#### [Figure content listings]

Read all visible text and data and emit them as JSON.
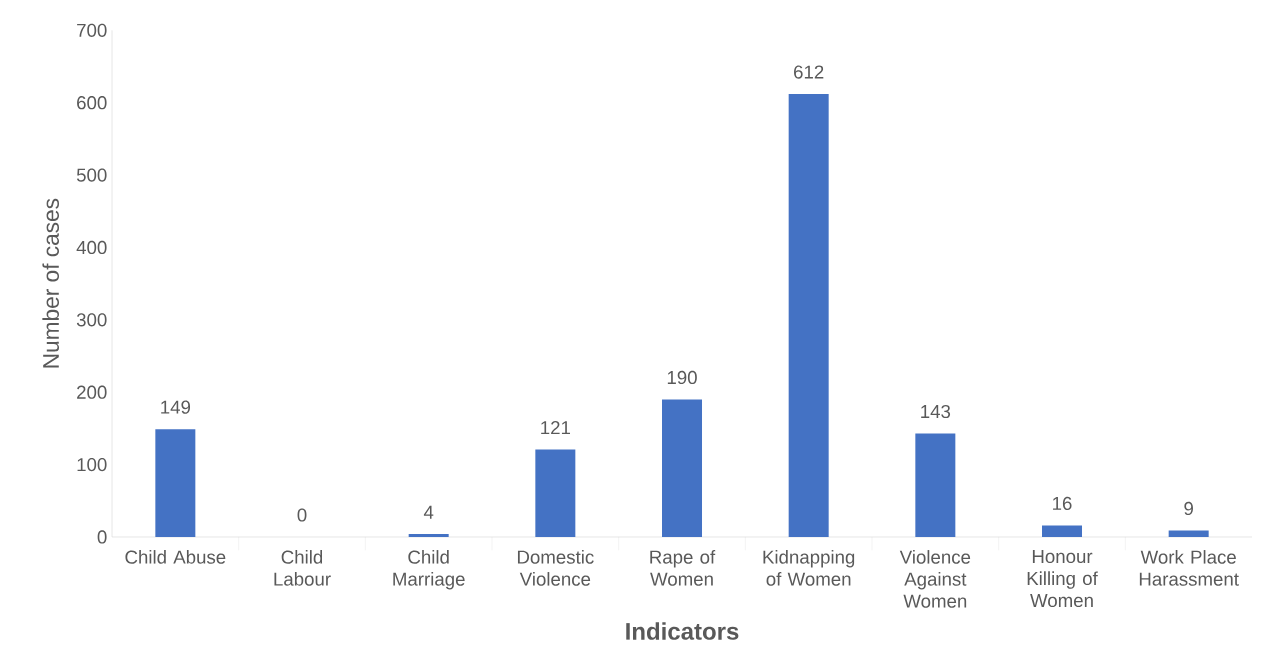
{
  "chart_data": {
    "type": "bar",
    "xlabel": "Indicators",
    "ylabel": "Number of cases",
    "categories": [
      "Child Abuse",
      "Child Labour",
      "Child Marriage",
      "Domestic Violence",
      "Rape of Women",
      "Kidnapping of Women",
      "Violence Against Women",
      "Honour Killing of Women",
      "Work Place Harassment"
    ],
    "values": [
      149,
      0,
      4,
      121,
      190,
      612,
      143,
      16,
      9
    ],
    "color": "#4472c4",
    "ylim": [
      0,
      700
    ],
    "yticks": [
      0,
      100,
      200,
      300,
      400,
      500,
      600,
      700
    ],
    "data_labels": true
  }
}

#### [Direction]
Above are records to transcribe exactly; leave their pictures out.

#### [Written answer]
Read all visible text and data and emit them as JSON.
{
  "chart_data": {
    "type": "bar",
    "xlabel": "Indicators",
    "ylabel": "Number of cases",
    "categories": [
      "Child Abuse",
      "Child Labour",
      "Child Marriage",
      "Domestic Violence",
      "Rape of Women",
      "Kidnapping of Women",
      "Violence Against Women",
      "Honour Killing of Women",
      "Work Place Harassment"
    ],
    "values": [
      149,
      0,
      4,
      121,
      190,
      612,
      143,
      16,
      9
    ],
    "color": "#4472c4",
    "ylim": [
      0,
      700
    ],
    "yticks": [
      0,
      100,
      200,
      300,
      400,
      500,
      600,
      700
    ],
    "data_labels": true
  }
}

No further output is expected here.